▶ TASK STATEMENT
Pick out each line of the records that includes the string "panel", and copy it.

▶ INPUT MATERIAL
+ + +

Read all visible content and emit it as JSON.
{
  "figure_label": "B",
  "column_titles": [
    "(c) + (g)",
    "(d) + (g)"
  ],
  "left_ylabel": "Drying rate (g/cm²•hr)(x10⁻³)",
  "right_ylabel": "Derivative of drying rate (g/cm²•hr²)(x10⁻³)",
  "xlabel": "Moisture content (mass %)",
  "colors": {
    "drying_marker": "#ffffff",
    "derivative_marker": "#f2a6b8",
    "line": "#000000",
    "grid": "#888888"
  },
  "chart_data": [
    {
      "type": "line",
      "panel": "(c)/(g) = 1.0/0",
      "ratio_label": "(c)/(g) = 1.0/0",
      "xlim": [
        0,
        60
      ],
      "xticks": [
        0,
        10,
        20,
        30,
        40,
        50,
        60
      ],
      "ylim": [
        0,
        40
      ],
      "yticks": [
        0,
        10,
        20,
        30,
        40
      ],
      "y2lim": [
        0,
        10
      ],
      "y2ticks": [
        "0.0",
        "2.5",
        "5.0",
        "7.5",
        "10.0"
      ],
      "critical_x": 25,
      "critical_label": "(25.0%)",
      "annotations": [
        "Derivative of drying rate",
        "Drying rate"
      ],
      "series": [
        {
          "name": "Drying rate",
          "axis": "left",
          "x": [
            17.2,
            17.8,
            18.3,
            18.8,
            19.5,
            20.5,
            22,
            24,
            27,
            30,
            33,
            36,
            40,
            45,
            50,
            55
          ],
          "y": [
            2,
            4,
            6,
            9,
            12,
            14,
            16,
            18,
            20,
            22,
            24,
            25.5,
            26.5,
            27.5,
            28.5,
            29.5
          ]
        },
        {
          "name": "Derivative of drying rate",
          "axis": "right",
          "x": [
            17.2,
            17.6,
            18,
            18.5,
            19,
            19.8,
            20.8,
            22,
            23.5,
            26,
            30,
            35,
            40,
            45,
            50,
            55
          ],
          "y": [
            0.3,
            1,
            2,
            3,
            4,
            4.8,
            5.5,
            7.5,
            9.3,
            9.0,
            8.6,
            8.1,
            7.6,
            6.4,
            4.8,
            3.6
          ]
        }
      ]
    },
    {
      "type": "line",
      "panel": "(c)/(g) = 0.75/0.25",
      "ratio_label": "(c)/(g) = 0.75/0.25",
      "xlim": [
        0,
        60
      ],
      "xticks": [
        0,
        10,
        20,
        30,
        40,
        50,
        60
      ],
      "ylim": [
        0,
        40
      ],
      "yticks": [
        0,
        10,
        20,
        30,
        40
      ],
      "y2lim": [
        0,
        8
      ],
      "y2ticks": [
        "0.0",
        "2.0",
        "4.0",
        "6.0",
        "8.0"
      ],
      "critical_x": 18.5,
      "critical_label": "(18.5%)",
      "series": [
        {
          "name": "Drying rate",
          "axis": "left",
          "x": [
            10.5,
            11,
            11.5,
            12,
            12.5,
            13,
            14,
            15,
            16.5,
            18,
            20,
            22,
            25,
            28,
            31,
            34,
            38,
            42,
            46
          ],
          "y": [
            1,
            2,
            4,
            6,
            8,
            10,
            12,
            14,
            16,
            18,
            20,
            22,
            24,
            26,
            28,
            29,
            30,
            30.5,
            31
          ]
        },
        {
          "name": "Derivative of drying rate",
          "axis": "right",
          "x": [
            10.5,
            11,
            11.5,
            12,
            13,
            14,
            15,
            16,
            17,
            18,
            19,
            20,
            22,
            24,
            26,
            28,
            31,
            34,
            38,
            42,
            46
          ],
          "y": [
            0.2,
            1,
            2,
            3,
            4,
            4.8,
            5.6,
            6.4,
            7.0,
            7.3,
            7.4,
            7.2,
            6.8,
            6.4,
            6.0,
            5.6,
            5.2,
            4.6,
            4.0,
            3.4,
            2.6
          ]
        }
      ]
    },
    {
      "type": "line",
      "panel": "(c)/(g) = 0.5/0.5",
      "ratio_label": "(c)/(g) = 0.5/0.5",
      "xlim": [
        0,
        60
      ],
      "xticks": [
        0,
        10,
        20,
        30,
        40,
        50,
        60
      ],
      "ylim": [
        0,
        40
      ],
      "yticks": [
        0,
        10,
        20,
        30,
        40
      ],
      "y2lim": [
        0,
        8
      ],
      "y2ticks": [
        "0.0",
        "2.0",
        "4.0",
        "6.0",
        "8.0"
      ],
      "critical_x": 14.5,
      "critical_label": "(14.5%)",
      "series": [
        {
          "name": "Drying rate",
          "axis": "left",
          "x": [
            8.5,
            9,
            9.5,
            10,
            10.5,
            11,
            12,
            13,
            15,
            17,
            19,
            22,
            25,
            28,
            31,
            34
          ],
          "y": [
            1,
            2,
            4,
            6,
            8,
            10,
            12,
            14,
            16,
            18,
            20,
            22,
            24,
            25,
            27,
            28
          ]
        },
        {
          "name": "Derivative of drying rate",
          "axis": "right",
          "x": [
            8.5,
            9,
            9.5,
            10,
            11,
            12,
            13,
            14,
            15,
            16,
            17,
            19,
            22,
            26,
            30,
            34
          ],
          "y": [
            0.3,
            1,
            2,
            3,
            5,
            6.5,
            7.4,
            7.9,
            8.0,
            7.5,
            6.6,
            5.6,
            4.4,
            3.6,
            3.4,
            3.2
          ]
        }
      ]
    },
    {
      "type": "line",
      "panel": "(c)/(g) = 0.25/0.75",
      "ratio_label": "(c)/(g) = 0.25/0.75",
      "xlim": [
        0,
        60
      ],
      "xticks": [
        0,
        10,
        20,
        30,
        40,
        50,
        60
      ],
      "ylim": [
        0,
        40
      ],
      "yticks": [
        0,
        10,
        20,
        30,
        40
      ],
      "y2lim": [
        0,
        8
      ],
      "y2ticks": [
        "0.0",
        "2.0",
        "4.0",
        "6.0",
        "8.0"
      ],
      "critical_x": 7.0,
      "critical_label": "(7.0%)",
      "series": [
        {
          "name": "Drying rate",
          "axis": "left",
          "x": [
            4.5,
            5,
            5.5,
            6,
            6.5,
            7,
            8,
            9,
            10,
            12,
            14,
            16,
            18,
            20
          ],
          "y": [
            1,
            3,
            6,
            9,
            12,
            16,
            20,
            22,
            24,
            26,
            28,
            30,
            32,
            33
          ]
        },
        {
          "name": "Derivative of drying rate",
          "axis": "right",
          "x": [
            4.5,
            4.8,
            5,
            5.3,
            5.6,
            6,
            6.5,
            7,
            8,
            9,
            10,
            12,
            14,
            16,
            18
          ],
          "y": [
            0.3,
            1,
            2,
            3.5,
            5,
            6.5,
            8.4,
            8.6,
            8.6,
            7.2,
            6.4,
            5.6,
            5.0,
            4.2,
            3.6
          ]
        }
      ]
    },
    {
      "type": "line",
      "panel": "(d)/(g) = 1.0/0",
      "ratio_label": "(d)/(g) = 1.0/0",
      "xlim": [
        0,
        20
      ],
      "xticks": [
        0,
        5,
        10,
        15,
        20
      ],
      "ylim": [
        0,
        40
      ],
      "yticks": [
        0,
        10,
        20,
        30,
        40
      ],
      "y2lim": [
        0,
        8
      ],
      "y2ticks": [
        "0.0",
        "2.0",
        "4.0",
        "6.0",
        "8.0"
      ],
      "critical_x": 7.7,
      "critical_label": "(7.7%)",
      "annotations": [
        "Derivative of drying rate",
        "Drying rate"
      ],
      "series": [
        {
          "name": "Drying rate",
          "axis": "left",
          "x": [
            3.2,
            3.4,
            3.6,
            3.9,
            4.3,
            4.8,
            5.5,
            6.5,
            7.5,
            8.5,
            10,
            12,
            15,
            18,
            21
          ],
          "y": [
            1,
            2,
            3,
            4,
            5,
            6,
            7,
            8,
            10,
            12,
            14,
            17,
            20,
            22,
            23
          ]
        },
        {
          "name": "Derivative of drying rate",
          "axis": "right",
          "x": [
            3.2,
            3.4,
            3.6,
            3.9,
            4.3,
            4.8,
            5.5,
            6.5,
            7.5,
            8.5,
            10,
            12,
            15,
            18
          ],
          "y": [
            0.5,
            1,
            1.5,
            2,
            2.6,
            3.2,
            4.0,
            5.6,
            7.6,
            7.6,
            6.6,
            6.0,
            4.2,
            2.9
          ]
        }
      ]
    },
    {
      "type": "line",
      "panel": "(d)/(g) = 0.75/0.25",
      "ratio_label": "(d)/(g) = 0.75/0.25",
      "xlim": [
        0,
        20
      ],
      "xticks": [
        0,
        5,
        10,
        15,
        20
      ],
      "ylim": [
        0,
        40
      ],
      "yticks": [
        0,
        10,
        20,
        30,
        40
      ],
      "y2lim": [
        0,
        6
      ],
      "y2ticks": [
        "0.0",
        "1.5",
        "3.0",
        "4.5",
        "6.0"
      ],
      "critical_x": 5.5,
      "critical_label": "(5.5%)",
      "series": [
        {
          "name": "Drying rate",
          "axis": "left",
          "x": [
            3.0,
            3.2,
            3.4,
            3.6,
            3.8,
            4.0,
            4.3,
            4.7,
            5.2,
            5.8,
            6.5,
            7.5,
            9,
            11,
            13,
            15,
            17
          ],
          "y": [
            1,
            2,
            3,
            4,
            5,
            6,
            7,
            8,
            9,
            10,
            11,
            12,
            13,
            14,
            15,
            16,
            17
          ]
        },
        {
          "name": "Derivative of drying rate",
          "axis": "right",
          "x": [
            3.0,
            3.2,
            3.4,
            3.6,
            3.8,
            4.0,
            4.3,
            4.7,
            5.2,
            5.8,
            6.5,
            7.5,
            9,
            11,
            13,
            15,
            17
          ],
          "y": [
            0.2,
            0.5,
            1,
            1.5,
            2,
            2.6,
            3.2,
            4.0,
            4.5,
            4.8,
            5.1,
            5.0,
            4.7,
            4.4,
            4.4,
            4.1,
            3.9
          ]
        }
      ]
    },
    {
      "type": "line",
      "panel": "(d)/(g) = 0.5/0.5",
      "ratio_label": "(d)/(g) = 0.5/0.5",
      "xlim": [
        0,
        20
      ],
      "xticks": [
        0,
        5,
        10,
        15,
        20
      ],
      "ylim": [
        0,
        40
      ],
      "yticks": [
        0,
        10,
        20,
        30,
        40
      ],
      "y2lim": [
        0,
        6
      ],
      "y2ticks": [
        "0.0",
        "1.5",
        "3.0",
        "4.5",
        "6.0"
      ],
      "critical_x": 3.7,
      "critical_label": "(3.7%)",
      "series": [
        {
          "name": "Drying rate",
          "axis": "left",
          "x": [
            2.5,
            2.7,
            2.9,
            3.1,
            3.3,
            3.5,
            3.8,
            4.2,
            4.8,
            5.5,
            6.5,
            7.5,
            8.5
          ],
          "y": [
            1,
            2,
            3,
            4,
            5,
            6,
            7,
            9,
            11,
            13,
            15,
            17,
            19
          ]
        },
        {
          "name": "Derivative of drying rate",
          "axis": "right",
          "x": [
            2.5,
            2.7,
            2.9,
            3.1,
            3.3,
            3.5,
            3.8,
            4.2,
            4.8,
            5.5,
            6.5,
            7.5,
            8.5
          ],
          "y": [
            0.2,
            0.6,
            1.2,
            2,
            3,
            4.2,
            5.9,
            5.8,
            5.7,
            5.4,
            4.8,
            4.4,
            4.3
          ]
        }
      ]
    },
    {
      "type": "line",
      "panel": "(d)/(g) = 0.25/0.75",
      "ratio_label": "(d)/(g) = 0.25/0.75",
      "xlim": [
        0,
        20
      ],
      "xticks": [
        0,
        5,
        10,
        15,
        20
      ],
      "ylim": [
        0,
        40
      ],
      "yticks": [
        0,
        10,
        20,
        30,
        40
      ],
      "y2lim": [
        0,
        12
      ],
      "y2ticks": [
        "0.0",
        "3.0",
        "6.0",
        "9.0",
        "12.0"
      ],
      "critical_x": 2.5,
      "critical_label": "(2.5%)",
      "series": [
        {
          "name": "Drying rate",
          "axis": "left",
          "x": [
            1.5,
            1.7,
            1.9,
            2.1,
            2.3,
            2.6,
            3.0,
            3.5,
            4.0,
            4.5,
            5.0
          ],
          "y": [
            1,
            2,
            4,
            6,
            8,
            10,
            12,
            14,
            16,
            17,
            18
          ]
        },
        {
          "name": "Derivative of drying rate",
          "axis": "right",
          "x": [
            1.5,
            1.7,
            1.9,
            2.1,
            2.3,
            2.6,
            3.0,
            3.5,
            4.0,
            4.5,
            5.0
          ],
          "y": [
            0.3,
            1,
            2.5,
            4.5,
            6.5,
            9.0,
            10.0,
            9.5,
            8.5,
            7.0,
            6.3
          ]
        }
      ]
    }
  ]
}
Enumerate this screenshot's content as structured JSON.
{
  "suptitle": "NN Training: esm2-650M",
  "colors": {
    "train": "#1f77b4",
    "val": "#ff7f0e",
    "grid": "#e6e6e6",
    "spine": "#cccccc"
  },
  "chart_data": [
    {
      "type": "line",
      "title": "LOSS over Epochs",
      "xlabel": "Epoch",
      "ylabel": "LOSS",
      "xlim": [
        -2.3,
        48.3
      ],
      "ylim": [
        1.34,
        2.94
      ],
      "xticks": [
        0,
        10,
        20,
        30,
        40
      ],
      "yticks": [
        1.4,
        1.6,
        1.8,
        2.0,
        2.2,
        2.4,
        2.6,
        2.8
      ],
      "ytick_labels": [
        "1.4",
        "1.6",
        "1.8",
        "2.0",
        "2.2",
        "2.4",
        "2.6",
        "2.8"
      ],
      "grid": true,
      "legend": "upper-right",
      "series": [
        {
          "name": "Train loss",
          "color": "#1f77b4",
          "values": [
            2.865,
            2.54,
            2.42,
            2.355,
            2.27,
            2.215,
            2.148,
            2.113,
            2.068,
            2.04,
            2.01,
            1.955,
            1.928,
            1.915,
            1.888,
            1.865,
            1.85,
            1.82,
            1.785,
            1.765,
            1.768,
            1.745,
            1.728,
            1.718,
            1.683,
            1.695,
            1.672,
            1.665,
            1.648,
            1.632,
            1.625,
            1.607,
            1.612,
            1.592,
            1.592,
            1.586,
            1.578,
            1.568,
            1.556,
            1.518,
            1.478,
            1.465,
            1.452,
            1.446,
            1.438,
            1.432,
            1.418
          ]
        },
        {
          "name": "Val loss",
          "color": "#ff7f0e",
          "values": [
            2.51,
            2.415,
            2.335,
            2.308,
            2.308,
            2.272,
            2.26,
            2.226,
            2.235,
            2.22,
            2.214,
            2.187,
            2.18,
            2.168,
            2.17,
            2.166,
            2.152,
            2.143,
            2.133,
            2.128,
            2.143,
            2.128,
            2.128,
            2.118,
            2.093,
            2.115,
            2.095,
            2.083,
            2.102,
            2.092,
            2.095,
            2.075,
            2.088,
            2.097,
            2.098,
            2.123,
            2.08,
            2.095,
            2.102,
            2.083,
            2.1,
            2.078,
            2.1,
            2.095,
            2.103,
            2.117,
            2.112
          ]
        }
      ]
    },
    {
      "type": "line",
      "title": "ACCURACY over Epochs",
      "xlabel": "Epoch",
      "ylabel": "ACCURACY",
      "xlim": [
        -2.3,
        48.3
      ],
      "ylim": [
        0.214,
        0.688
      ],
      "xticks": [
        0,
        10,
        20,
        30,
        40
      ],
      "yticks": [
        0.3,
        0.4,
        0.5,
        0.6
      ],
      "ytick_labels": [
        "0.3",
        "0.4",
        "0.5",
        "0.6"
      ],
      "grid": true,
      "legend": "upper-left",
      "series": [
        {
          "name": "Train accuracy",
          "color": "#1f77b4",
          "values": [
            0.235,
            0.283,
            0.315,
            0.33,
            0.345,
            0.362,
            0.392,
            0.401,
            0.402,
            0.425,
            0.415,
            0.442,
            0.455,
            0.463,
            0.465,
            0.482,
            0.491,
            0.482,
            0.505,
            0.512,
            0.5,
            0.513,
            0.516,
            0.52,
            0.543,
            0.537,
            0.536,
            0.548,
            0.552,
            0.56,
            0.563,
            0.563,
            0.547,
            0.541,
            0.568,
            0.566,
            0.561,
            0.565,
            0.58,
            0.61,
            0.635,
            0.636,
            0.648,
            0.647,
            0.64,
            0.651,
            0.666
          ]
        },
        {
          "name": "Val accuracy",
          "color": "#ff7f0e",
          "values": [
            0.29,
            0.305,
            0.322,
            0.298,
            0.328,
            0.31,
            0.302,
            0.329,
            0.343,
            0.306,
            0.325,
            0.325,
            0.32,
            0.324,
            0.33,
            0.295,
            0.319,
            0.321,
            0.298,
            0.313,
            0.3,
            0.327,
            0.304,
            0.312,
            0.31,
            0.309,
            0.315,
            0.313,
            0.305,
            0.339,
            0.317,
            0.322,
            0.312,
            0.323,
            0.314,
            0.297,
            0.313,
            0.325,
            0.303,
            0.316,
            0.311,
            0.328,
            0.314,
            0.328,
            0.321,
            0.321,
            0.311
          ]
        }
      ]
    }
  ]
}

+ + +

▶ TASK RESPONSE
      "panel": "(c)/(g) = 1.0/0",
      "panel": "(c)/(g) = 0.75/0.25",
      "panel": "(c)/(g) = 0.5/0.5",
      "panel": "(c)/(g) = 0.25/0.75",
      "panel": "(d)/(g) = 1.0/0",
      "panel": "(d)/(g) = 0.75/0.25",
      "panel": "(d)/(g) = 0.5/0.5",
      "panel": "(d)/(g) = 0.25/0.75",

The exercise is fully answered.